Your objective: Scan the listing below and copy every line holding "Reichsstr".

Records supplied:
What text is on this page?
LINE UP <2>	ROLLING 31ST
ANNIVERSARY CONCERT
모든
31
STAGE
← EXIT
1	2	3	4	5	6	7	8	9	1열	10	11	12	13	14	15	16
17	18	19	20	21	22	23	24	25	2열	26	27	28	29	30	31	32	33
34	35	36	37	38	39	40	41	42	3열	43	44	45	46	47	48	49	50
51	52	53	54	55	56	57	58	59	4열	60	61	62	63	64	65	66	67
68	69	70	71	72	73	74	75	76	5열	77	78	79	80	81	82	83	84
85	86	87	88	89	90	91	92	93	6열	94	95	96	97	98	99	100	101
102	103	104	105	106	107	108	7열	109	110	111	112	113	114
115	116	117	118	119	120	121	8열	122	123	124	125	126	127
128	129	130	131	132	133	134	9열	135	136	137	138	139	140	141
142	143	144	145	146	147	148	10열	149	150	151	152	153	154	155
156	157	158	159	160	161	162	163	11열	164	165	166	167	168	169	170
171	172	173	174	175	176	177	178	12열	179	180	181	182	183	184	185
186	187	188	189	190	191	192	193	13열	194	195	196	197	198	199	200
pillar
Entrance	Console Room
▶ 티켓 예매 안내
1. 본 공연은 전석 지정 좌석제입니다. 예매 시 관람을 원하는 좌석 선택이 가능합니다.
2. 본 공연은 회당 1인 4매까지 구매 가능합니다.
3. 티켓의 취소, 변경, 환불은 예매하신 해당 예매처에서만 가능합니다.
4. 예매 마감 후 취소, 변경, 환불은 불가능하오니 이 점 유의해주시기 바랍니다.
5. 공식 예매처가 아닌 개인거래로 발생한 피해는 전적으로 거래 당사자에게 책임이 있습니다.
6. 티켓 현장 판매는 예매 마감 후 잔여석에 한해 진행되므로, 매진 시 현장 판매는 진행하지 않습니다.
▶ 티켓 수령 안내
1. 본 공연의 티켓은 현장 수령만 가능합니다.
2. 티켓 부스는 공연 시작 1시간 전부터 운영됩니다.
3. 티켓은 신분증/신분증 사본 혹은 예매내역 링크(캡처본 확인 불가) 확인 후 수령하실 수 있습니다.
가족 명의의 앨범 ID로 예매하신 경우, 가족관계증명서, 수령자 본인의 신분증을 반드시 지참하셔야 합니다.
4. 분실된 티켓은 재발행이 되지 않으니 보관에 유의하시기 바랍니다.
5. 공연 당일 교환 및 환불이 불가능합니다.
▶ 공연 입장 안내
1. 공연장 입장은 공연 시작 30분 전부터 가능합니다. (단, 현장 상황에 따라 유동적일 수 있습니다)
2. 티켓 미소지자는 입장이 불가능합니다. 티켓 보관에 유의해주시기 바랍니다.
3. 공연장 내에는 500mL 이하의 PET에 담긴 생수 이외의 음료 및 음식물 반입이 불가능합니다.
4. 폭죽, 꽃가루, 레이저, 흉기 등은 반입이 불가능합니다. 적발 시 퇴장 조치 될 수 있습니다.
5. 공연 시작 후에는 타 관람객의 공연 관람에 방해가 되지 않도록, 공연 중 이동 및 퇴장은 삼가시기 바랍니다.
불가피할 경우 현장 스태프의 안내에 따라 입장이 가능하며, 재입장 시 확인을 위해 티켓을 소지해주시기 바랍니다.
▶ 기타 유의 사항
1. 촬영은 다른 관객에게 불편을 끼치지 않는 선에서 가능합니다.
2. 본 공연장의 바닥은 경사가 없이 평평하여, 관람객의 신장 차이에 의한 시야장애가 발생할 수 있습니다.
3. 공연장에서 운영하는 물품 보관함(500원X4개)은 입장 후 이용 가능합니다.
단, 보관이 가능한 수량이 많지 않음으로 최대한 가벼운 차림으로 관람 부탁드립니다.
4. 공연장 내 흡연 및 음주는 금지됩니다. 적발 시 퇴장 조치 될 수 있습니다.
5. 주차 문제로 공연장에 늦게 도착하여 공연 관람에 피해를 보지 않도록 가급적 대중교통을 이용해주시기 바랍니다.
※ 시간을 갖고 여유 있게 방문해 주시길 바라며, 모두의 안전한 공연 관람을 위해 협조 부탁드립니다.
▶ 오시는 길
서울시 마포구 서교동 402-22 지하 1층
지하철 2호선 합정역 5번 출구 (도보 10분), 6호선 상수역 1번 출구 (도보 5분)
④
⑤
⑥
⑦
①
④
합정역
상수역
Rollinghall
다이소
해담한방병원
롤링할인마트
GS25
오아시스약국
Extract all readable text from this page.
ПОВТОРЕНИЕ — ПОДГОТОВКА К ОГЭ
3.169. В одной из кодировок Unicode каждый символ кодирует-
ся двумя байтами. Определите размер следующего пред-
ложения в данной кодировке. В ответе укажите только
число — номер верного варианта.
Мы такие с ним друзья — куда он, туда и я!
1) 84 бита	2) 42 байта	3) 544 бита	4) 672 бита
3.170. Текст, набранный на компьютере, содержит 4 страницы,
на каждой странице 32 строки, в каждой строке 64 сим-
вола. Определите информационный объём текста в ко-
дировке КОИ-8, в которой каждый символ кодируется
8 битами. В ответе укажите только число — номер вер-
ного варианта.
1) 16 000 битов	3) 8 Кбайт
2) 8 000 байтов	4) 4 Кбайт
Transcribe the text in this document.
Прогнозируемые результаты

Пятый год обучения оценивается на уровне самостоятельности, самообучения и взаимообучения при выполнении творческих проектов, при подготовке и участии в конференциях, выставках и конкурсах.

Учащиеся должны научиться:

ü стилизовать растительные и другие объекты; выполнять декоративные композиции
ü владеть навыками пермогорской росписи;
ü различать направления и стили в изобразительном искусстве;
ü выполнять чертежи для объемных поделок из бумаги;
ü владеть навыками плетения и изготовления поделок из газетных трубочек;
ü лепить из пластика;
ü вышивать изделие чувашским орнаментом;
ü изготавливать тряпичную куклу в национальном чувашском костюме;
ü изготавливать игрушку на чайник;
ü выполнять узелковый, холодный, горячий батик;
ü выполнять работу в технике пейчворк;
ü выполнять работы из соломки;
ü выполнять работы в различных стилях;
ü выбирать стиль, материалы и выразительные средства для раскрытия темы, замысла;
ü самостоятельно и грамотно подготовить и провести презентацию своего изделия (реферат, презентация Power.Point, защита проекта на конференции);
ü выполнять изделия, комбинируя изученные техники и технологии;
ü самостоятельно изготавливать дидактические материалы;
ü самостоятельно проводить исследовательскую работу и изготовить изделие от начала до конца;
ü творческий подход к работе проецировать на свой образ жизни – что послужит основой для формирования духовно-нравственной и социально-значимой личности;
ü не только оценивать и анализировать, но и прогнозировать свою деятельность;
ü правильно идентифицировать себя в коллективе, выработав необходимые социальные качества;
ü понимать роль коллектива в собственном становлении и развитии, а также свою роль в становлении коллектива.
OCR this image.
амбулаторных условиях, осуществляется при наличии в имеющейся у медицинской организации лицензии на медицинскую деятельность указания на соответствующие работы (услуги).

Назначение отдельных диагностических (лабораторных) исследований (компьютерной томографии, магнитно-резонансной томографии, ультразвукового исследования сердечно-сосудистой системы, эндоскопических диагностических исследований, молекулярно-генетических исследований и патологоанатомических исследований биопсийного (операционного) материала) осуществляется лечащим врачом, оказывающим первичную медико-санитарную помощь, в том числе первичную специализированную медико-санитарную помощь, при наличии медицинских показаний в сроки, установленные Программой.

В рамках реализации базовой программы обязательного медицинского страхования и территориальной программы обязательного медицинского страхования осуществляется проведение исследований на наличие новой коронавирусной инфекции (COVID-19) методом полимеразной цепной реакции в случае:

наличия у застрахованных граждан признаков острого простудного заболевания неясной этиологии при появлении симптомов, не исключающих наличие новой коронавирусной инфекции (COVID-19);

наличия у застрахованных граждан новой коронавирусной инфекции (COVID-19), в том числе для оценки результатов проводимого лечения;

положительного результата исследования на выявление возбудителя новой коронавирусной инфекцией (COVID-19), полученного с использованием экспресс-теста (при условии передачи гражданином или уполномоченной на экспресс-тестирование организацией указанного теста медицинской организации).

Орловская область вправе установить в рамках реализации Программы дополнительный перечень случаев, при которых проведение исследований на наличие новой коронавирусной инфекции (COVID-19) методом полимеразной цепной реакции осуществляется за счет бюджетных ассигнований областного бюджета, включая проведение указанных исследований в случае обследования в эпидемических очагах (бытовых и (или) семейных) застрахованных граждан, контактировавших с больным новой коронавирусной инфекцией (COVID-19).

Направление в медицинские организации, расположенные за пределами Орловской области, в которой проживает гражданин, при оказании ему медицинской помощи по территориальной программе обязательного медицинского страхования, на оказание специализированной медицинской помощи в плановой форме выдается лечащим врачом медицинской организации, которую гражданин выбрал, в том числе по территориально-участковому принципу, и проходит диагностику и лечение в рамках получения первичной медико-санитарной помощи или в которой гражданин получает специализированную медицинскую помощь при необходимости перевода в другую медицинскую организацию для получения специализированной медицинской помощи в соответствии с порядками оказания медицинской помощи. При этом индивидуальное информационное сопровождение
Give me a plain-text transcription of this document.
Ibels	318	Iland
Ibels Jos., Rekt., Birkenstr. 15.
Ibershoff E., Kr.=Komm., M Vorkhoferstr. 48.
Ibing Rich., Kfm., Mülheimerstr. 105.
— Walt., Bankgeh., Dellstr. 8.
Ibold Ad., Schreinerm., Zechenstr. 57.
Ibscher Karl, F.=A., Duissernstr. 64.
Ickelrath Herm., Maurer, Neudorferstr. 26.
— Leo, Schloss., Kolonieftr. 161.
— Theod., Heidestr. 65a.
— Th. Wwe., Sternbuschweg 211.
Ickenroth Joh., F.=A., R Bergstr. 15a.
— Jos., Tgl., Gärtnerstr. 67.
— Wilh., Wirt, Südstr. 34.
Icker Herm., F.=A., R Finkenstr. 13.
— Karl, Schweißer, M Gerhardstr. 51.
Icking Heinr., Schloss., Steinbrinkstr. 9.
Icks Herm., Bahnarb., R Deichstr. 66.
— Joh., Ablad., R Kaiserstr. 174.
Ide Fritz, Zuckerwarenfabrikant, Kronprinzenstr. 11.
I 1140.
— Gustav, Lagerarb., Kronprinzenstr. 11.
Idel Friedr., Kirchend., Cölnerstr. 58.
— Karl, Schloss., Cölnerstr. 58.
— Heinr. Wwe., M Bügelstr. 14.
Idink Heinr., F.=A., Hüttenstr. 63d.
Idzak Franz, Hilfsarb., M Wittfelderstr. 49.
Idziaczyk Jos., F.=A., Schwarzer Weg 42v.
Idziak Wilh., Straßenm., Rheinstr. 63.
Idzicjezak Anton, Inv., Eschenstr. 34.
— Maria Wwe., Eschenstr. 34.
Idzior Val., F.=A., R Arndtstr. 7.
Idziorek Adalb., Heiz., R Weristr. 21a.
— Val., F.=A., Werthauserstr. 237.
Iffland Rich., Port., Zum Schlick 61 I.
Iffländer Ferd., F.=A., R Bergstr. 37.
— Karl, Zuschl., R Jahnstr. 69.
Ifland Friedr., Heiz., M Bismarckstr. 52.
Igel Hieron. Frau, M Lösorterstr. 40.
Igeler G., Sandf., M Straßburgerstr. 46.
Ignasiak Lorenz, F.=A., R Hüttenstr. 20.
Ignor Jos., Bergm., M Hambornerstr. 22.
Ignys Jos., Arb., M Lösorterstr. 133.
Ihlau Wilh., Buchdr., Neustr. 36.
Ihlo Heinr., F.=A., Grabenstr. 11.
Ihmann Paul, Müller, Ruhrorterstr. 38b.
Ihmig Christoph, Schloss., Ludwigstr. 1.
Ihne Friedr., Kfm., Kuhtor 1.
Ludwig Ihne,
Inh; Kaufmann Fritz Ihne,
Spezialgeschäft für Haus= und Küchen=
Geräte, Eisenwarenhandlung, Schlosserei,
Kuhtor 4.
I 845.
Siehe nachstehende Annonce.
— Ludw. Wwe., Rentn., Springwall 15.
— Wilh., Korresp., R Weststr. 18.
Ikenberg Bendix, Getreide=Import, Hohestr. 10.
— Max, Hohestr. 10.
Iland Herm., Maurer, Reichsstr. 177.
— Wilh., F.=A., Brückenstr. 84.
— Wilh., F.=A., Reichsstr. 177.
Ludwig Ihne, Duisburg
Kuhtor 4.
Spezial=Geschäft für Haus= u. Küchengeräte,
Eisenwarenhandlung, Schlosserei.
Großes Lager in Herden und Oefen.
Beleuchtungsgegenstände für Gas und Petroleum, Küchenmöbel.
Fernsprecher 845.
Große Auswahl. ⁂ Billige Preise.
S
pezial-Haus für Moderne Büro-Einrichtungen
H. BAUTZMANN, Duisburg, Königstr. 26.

Response to the exercise:
Iland Herm., Maurer, Reichsstr. 177.
— Wilh., F.=A., Reichsstr. 177.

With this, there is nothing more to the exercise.